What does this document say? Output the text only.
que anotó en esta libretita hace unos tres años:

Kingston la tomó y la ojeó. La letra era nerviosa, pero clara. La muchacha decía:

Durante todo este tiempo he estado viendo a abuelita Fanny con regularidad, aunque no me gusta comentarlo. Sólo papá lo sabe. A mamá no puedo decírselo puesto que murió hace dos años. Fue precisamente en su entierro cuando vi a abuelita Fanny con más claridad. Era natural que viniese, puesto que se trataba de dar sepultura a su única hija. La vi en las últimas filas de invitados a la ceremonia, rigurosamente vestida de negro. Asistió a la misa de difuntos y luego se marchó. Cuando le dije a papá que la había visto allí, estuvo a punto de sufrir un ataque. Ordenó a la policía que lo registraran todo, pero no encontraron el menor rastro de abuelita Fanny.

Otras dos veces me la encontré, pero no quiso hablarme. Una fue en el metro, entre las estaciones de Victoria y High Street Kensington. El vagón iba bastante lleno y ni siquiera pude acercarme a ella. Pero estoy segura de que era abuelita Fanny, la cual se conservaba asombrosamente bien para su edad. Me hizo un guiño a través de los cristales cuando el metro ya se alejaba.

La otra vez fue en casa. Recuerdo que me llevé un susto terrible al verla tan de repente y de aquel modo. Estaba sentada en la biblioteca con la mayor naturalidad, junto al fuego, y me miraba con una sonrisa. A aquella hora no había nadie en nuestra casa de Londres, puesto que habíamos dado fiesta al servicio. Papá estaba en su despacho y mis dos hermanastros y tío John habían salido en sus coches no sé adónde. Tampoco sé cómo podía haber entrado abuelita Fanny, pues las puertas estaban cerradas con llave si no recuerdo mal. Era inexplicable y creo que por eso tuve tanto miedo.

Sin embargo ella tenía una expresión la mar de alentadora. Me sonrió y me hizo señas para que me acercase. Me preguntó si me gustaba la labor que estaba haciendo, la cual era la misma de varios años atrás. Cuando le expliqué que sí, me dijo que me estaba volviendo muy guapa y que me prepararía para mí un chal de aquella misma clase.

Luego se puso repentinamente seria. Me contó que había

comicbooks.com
□ □ □ □ □ □ □
### Directive
Look above for lines with the word "cual" and copy them all.

### Answer to this exercise
Otras dos veces me la encontré, pero no quiso hablarme. Una fue en el metro, entre las estaciones de Victoria y High Street Kensington. El vagón iba bastante lleno y ni siquiera pude acercarme a ella. Pero estoy segura de que era abuelita Fanny, la cual se conservaba asombrosamente bien para su edad. Me hizo un guiño a través de los cristales cuando el metro ya se alejaba.
Sin embargo ella tenía una expresión la mar de alentadora. Me sonrió y me hizo señas para que me acercase. Me preguntó si me gustaba la labor que estaba haciendo, la cual era la misma de varios años atrás. Cuando le expliqué que sí, me dijo que me estaba volviendo muy guapa y que me prepararía para mí un chal de aquella misma clase.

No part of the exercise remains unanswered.